The problem: Return the full listing exactly as it is written.

============

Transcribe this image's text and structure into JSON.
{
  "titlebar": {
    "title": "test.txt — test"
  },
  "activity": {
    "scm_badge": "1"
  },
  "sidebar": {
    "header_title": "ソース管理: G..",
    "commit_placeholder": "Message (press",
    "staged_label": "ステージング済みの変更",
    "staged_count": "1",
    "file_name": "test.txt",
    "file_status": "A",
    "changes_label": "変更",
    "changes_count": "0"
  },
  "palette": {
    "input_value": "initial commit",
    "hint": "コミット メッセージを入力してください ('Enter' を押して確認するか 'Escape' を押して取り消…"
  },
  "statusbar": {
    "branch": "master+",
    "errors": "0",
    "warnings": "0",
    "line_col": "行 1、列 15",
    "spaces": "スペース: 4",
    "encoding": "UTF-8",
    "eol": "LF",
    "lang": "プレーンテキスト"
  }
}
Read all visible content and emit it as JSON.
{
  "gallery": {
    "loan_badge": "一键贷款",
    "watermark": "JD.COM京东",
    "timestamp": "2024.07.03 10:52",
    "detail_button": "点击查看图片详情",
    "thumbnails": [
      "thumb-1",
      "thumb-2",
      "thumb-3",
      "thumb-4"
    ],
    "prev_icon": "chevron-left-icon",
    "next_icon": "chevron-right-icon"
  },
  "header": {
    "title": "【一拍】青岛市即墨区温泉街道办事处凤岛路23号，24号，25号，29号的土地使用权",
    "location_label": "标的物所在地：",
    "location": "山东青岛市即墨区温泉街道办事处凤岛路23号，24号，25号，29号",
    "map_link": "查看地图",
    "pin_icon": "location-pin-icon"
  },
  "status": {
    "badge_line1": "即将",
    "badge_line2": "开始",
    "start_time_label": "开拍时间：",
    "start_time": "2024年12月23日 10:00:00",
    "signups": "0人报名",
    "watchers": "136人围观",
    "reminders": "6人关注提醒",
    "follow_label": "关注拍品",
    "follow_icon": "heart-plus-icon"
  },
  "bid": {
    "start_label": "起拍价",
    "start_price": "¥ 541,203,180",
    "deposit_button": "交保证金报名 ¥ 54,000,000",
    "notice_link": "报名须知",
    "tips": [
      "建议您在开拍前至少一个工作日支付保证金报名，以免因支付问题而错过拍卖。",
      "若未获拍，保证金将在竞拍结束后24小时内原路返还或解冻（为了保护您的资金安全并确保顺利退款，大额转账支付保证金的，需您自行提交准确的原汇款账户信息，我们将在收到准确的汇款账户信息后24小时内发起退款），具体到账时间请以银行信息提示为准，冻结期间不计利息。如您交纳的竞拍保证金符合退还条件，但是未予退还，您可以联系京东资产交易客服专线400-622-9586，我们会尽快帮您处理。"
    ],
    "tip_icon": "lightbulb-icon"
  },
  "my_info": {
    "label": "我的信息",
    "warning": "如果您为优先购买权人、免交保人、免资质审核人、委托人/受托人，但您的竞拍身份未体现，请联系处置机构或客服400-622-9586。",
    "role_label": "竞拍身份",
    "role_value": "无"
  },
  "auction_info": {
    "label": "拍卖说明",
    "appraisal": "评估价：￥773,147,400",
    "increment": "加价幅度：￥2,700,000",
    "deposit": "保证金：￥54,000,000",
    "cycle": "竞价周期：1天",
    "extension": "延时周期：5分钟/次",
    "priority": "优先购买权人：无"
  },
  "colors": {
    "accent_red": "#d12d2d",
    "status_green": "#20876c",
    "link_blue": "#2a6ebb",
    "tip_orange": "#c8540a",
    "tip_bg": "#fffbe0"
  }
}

============

Response below:
Transcribe this image's text and structure into JSON.
{
  "titlebar": {
    "title": "test.txt — test"
  },
  "activity": {
    "scm_badge": "1"
  },
  "sidebar": {
    "header_title": "ソース管理: G..",
    "commit_placeholder": "Message (press",
    "staged_label": "ステージング済みの変更",
    "staged_count": "1",
    "file_name": "test.txt",
    "file_status": "A",
    "changes_label": "変更",
    "changes_count": "0"
  },
  "palette": {
    "input_value": "initial commit",
    "hint": "コミット メッセージを入力してください ('Enter' を押して確認するか 'Escape' を押して取り消…"
  },
  "statusbar": {
    "branch": "master+",
    "errors": "0",
    "warnings": "0",
    "line_col": "行 1、列 15",
    "spaces": "スペース: 4",
    "encoding": "UTF-8",
    "eol": "LF",
    "lang": "プレーンテキスト"
  }
}
Read all visible content and emit it as JSON.
{
  "gallery": {
    "loan_badge": "一键贷款",
    "watermark": "JD.COM京东",
    "timestamp": "2024.07.03 10:52",
    "detail_button": "点击查看图片详情",
    "thumbnails": [
      "thumb-1",
      "thumb-2",
      "thumb-3",
      "thumb-4"
    ],
    "prev_icon": "chevron-left-icon",
    "next_icon": "chevron-right-icon"
  },
  "header": {
    "title": "【一拍】青岛市即墨区温泉街道办事处凤岛路23号，24号，25号，29号的土地使用权",
    "location_label": "标的物所在地：",
    "location": "山东青岛市即墨区温泉街道办事处凤岛路23号，24号，25号，29号",
    "map_link": "查看地图",
    "pin_icon": "location-pin-icon"
  },
  "status": {
    "badge_line1": "即将",
    "badge_line2": "开始",
    "start_time_label": "开拍时间：",
    "start_time": "2024年12月23日 10:00:00",
    "signups": "0人报名",
    "watchers": "136人围观",
    "reminders": "6人关注提醒",
    "follow_label": "关注拍品",
    "follow_icon": "heart-plus-icon"
  },
  "bid": {
    "start_label": "起拍价",
    "start_price": "¥ 541,203,180",
    "deposit_button": "交保证金报名 ¥ 54,000,000",
    "notice_link": "报名须知",
    "tips": [
      "建议您在开拍前至少一个工作日支付保证金报名，以免因支付问题而错过拍卖。",
      "若未获拍，保证金将在竞拍结束后24小时内原路返还或解冻（为了保护您的资金安全并确保顺利退款，大额转账支付保证金的，需您自行提交准确的原汇款账户信息，我们将在收到准确的汇款账户信息后24小时内发起退款），具体到账时间请以银行信息提示为准，冻结期间不计利息。如您交纳的竞拍保证金符合退还条件，但是未予退还，您可以联系京东资产交易客服专线400-622-9586，我们会尽快帮您处理。"
    ],
    "tip_icon": "lightbulb-icon"
  },
  "my_info": {
    "label": "我的信息",
    "warning": "如果您为优先购买权人、免交保人、免资质审核人、委托人/受托人，但您的竞拍身份未体现，请联系处置机构或客服400-622-9586。",
    "role_label": "竞拍身份",
    "role_value": "无"
  },
  "auction_info": {
    "label": "拍卖说明",
    "appraisal": "评估价：￥773,147,400",
    "increment": "加价幅度：￥2,700,000",
    "deposit": "保证金：￥54,000,000",
    "cycle": "竞价周期：1天",
    "extension": "延时周期：5分钟/次",
    "priority": "优先购买权人：无"
  },
  "colors": {
    "accent_red": "#d12d2d",
    "status_green": "#20876c",
    "link_blue": "#2a6ebb",
    "tip_orange": "#c8540a",
    "tip_bg": "#fffbe0"
  }
}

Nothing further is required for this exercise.